Directive:
Would you write out the listing verbatim and skip every picture in it?

Collected data entries:
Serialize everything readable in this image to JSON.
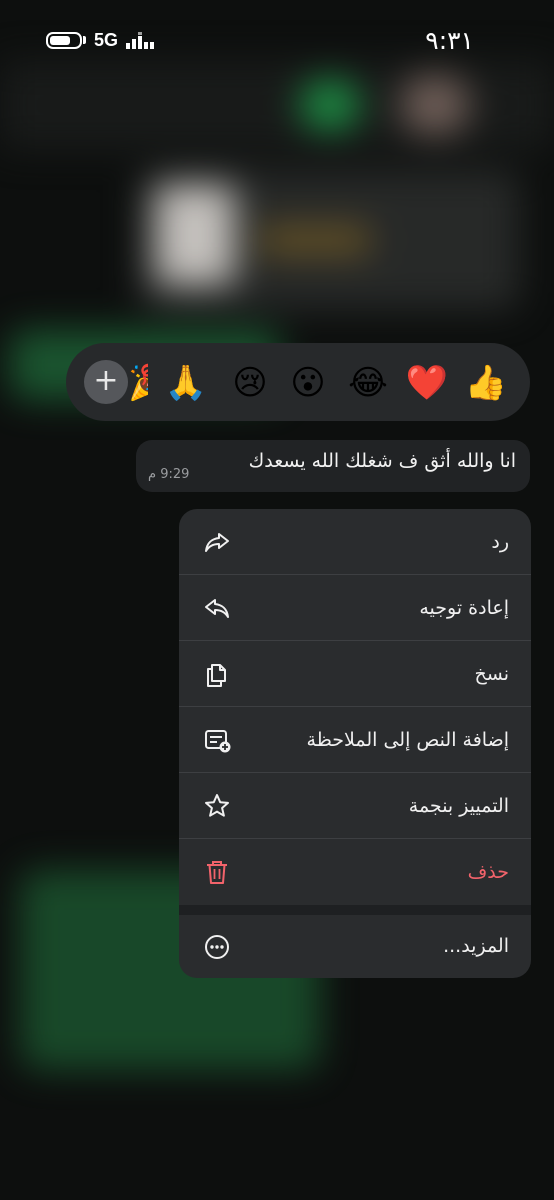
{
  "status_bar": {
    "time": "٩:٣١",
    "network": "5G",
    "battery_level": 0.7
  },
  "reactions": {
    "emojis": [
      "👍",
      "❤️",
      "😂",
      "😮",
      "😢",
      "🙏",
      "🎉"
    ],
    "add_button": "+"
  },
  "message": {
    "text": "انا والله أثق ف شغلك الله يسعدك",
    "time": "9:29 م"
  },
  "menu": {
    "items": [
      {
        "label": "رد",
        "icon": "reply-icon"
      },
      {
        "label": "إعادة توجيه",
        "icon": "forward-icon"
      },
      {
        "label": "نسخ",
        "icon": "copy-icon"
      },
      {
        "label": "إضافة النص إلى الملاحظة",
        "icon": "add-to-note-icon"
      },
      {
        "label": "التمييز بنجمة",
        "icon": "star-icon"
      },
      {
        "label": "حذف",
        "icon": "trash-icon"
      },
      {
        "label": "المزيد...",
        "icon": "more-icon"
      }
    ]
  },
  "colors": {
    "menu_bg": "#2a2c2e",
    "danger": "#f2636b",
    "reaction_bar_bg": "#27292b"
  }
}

Result:
Serialize everything readable in this image to JSON.
{
  "status_bar": {
    "time": "٩:٣١",
    "network": "5G",
    "battery_level": 0.7
  },
  "reactions": {
    "emojis": [
      "👍",
      "❤️",
      "😂",
      "😮",
      "😢",
      "🙏",
      "🎉"
    ],
    "add_button": "+"
  },
  "message": {
    "text": "انا والله أثق ف شغلك الله يسعدك",
    "time": "9:29 م"
  },
  "menu": {
    "items": [
      {
        "label": "رد",
        "icon": "reply-icon"
      },
      {
        "label": "إعادة توجيه",
        "icon": "forward-icon"
      },
      {
        "label": "نسخ",
        "icon": "copy-icon"
      },
      {
        "label": "إضافة النص إلى الملاحظة",
        "icon": "add-to-note-icon"
      },
      {
        "label": "التمييز بنجمة",
        "icon": "star-icon"
      },
      {
        "label": "حذف",
        "icon": "trash-icon"
      },
      {
        "label": "المزيد...",
        "icon": "more-icon"
      }
    ]
  },
  "colors": {
    "menu_bg": "#2a2c2e",
    "danger": "#f2636b",
    "reaction_bar_bg": "#27292b"
  }
}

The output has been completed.